_Required task_.
Rewrite the lines from the one with "product-details-card: Productgegevens Om" up to and including the one with "select-arrows-icon bbox=[918, 246, 925, 258]", changing "card-title" to "card-heading" and keeping everything else the same. Output only those lines.

%%

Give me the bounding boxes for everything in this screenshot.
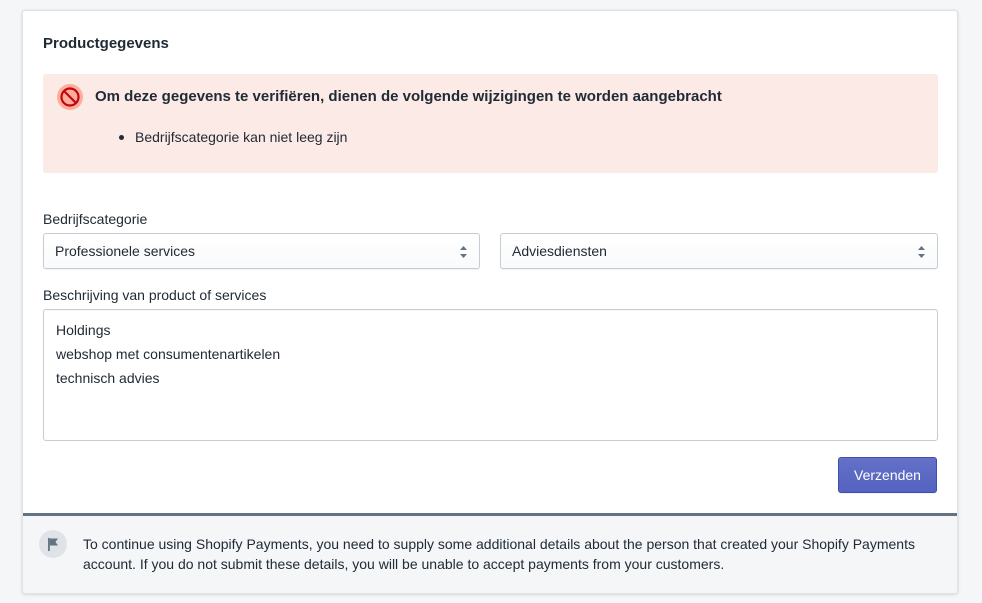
product-details-card: Productgegevens Om deze gegevens te veri… bbox=[22, 10, 958, 594]
submit-button[interactable]: Verzenden bbox=[838, 457, 937, 493]
select-arrows-icon bbox=[460, 246, 467, 258]
card-title: Productgegevens bbox=[43, 35, 169, 52]
description-line: webshop met consumentenartikelen bbox=[56, 346, 281, 362]
description-label: Beschrijving van product of services bbox=[43, 287, 267, 303]
error-list-item: Bedrijfscategorie kan niet leeg zijn bbox=[119, 129, 347, 145]
subcategory-select-value: Adviesdiensten bbox=[512, 243, 607, 259]
error-banner-title: Om deze gegevens te verifiëren, dienen d… bbox=[95, 88, 722, 105]
select-arrows-icon bbox=[918, 246, 925, 258]
subcategory-select[interactable]: Adviesdiensten bbox=[500, 233, 938, 269]
flag-icon bbox=[39, 530, 67, 558]
description-line: Holdings bbox=[56, 322, 111, 338]
error-list: Bedrijfscategorie kan niet leeg zijn bbox=[119, 129, 347, 145]
category-label: Bedrijfscategorie bbox=[43, 211, 148, 227]
prohibited-icon bbox=[57, 84, 83, 110]
description-textarea[interactable]: Holdings webshop met consumentenartikele… bbox=[43, 309, 938, 441]
info-footer: To continue using Shopify Payments, you … bbox=[23, 513, 957, 593]
category-select-value: Professionele services bbox=[55, 243, 196, 259]
info-footer-text: To continue using Shopify Payments, you … bbox=[83, 536, 915, 572]
description-line: technisch advies bbox=[56, 370, 160, 386]
category-select[interactable]: Professionele services bbox=[43, 233, 480, 269]
error-banner: Om deze gegevens te verifiëren, dienen d… bbox=[43, 74, 938, 173]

%%

_Full output_.
product-details-card: Productgegevens Om deze gegevens te veri… bbox=[22, 10, 958, 594]
submit-button[interactable]: Verzenden bbox=[838, 457, 937, 493]
select-arrows-icon bbox=[460, 246, 467, 258]
card-heading: Productgegevens bbox=[43, 35, 169, 52]
description-line: webshop met consumentenartikelen bbox=[56, 346, 281, 362]
description-label: Beschrijving van product of services bbox=[43, 287, 267, 303]
error-list-item: Bedrijfscategorie kan niet leeg zijn bbox=[119, 129, 347, 145]
subcategory-select-value: Adviesdiensten bbox=[512, 243, 607, 259]
error-banner-title: Om deze gegevens te verifiëren, dienen d… bbox=[95, 88, 722, 105]
select-arrows-icon bbox=[918, 246, 925, 258]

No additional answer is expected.